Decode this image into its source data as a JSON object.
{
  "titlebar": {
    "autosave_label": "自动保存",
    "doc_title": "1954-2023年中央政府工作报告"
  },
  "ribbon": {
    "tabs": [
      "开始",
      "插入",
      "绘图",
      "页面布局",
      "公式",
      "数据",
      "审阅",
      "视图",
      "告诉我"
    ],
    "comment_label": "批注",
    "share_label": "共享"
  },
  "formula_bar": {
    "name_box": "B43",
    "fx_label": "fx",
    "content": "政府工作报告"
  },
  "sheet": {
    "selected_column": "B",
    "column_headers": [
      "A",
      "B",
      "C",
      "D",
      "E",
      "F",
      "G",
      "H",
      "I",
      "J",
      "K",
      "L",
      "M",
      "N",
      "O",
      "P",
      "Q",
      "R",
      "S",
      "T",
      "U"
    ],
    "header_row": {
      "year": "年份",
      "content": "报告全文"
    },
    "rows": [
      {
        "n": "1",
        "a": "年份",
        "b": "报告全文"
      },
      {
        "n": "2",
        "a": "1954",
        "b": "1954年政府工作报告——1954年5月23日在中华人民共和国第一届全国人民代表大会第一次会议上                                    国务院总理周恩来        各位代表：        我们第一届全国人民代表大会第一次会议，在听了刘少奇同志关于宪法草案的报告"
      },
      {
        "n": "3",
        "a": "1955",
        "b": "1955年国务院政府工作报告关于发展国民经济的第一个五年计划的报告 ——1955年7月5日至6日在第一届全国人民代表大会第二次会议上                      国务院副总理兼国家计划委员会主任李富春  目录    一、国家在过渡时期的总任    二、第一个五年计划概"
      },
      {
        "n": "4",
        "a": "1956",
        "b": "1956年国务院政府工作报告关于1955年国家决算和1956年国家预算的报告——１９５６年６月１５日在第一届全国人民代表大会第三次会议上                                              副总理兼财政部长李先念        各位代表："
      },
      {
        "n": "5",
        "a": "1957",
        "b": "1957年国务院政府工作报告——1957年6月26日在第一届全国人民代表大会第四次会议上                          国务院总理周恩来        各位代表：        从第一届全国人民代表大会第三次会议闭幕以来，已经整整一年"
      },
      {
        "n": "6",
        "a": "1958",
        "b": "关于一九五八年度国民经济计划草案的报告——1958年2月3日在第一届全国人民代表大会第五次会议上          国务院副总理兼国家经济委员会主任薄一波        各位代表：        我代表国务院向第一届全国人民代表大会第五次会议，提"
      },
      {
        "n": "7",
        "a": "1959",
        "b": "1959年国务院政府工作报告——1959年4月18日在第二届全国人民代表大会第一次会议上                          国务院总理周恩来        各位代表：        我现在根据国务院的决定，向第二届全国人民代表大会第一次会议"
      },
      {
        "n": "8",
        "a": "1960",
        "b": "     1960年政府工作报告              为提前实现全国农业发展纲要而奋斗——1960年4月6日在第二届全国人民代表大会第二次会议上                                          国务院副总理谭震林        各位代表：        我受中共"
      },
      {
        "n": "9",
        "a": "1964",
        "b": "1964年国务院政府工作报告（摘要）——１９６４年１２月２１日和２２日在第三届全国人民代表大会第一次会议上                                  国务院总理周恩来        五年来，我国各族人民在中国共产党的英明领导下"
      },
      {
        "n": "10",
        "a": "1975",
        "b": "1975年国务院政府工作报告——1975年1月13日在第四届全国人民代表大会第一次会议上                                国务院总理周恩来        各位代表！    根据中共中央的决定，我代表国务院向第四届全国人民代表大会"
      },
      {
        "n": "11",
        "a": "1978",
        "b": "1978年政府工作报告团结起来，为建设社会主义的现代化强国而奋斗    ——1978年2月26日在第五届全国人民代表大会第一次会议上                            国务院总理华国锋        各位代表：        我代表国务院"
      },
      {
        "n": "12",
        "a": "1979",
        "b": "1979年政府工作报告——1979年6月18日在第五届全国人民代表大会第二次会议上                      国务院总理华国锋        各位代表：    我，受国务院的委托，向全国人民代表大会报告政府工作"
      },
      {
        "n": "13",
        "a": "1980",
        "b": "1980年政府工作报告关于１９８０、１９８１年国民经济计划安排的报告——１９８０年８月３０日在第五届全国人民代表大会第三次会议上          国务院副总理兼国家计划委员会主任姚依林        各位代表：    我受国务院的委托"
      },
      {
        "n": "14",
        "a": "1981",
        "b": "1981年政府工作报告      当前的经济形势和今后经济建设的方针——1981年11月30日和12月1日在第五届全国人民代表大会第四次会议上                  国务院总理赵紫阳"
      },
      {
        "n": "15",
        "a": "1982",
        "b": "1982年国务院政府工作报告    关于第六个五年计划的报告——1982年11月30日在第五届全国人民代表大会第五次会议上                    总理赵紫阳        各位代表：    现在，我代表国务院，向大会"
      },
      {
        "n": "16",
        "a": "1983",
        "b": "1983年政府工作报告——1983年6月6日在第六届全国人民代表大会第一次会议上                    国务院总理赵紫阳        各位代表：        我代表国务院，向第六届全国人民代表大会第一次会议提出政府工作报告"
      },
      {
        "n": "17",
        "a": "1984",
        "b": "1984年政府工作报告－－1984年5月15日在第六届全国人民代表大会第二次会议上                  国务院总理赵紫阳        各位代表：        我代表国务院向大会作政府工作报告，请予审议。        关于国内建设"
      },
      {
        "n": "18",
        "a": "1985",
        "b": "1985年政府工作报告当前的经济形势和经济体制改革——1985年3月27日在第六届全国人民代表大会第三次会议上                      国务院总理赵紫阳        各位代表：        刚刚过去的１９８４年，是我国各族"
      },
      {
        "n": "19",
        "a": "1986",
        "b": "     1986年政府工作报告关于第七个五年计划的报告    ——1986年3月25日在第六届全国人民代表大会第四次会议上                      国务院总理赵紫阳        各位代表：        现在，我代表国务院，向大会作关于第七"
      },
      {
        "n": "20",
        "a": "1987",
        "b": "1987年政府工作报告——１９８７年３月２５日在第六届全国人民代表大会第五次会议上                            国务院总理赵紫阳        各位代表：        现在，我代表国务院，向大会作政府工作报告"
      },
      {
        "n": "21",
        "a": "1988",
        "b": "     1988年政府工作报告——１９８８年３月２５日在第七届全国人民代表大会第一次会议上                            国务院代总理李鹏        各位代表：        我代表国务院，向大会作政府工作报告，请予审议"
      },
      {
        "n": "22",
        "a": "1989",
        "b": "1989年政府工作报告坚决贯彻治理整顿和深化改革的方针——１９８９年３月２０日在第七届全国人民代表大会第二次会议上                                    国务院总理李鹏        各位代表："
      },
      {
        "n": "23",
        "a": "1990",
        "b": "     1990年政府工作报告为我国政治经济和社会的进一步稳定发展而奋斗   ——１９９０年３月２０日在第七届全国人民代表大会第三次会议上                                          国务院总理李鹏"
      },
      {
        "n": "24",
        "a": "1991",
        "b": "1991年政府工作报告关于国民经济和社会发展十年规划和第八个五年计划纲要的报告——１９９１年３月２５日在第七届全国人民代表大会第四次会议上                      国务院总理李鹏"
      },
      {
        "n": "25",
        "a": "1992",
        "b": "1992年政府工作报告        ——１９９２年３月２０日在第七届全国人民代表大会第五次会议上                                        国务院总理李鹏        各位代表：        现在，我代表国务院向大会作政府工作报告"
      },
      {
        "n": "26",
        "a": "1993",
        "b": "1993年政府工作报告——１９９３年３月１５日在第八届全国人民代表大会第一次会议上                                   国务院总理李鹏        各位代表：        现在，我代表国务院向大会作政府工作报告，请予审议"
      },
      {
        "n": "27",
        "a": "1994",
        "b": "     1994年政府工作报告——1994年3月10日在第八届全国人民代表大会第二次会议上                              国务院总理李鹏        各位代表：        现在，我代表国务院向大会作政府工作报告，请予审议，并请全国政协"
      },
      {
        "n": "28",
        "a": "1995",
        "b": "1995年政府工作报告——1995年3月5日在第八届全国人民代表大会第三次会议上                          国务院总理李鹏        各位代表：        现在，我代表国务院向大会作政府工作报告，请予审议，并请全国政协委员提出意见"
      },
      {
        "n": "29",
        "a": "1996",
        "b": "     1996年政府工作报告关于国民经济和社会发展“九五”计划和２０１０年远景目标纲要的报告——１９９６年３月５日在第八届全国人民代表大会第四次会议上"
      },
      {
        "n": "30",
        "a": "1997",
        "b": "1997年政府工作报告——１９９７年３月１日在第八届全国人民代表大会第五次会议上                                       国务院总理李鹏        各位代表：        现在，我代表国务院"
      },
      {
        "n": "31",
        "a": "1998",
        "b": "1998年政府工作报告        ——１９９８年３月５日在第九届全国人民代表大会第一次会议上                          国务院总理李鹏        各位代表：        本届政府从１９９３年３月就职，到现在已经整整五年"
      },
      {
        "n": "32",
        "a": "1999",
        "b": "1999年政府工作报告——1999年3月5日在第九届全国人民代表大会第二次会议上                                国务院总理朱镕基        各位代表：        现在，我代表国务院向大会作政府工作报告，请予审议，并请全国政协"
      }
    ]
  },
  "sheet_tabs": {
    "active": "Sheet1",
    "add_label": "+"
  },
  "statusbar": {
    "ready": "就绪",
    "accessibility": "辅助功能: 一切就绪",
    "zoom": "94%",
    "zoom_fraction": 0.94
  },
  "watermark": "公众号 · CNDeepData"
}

**Aim**
The lines to collect are those holding the string "国务院总理华国锋"; copy them all.

**Full response**
        "b": "1978年政府工作报告团结起来，为建设社会主义的现代化强国而奋斗    ——1978年2月26日在第五届全国人民代表大会第一次会议上                            国务院总理华国锋        各位代表：        我代表国务院"
        "b": "1979年政府工作报告——1979年6月18日在第五届全国人民代表大会第二次会议上                      国务院总理华国锋        各位代表：    我，受国务院的委托，向全国人民代表大会报告政府工作"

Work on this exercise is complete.